** START INPUT RECORDS **

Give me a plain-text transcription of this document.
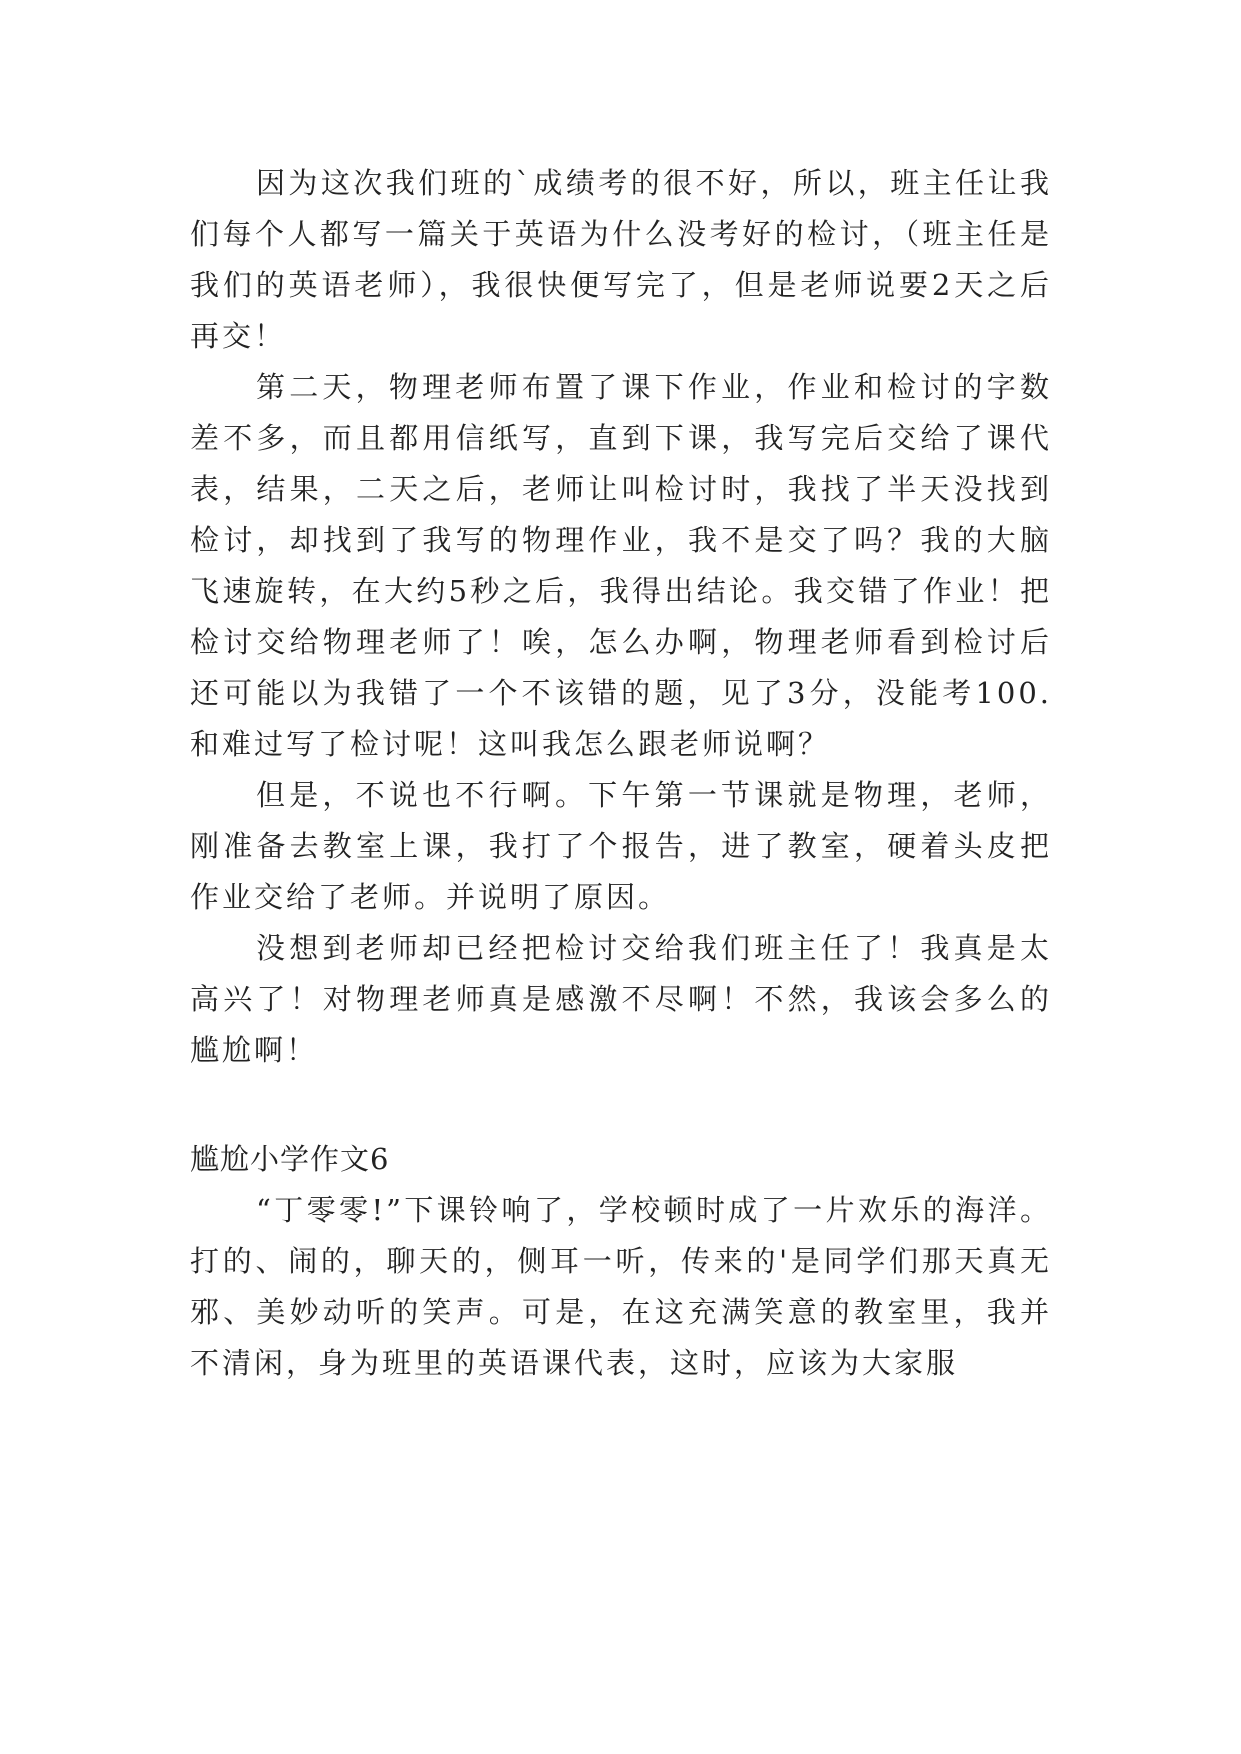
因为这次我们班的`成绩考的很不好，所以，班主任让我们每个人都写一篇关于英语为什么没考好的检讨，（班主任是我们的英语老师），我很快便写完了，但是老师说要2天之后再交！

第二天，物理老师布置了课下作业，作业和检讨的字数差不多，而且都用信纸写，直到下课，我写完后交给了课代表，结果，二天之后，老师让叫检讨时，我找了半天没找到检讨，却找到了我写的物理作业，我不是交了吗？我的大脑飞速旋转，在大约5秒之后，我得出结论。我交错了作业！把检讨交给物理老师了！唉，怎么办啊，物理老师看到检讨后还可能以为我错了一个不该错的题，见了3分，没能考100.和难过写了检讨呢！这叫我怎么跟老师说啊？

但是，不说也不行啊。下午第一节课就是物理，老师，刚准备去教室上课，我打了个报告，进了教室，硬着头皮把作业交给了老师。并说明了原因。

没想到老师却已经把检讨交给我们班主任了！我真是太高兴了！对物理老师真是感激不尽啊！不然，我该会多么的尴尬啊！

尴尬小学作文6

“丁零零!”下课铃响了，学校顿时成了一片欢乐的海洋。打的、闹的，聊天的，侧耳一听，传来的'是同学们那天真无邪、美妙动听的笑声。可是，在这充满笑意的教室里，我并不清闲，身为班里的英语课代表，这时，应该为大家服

** END INPUT RECORDS **

* [EXERCISE]:
Copy every line above word for word and exclude the pictures.

* [SOLUTION FOR THIS TASK]:
Give me a plain-text transcription of this document.
因为这次我们班的`成绩考的很不好，所以，班主任让我们每个人都写一篇关于英语为什么没考好的检讨，（班主任是我们的英语老师），我很快便写完了，但是老师说要2天之后再交！

第二天，物理老师布置了课下作业，作业和检讨的字数差不多，而且都用信纸写，直到下课，我写完后交给了课代表，结果，二天之后，老师让叫检讨时，我找了半天没找到检讨，却找到了我写的物理作业，我不是交了吗？我的大脑飞速旋转，在大约5秒之后，我得出结论。我交错了作业！把检讨交给物理老师了！唉，怎么办啊，物理老师看到检讨后还可能以为我错了一个不该错的题，见了3分，没能考100.和难过写了检讨呢！这叫我怎么跟老师说啊？

但是，不说也不行啊。下午第一节课就是物理，老师，刚准备去教室上课，我打了个报告，进了教室，硬着头皮把作业交给了老师。并说明了原因。

没想到老师却已经把检讨交给我们班主任了！我真是太高兴了！对物理老师真是感激不尽啊！不然，我该会多么的尴尬啊！

尴尬小学作文6

“丁零零!”下课铃响了，学校顿时成了一片欢乐的海洋。打的、闹的，聊天的，侧耳一听，传来的'是同学们那天真无邪、美妙动听的笑声。可是，在这充满笑意的教室里，我并不清闲，身为班里的英语课代表，这时，应该为大家服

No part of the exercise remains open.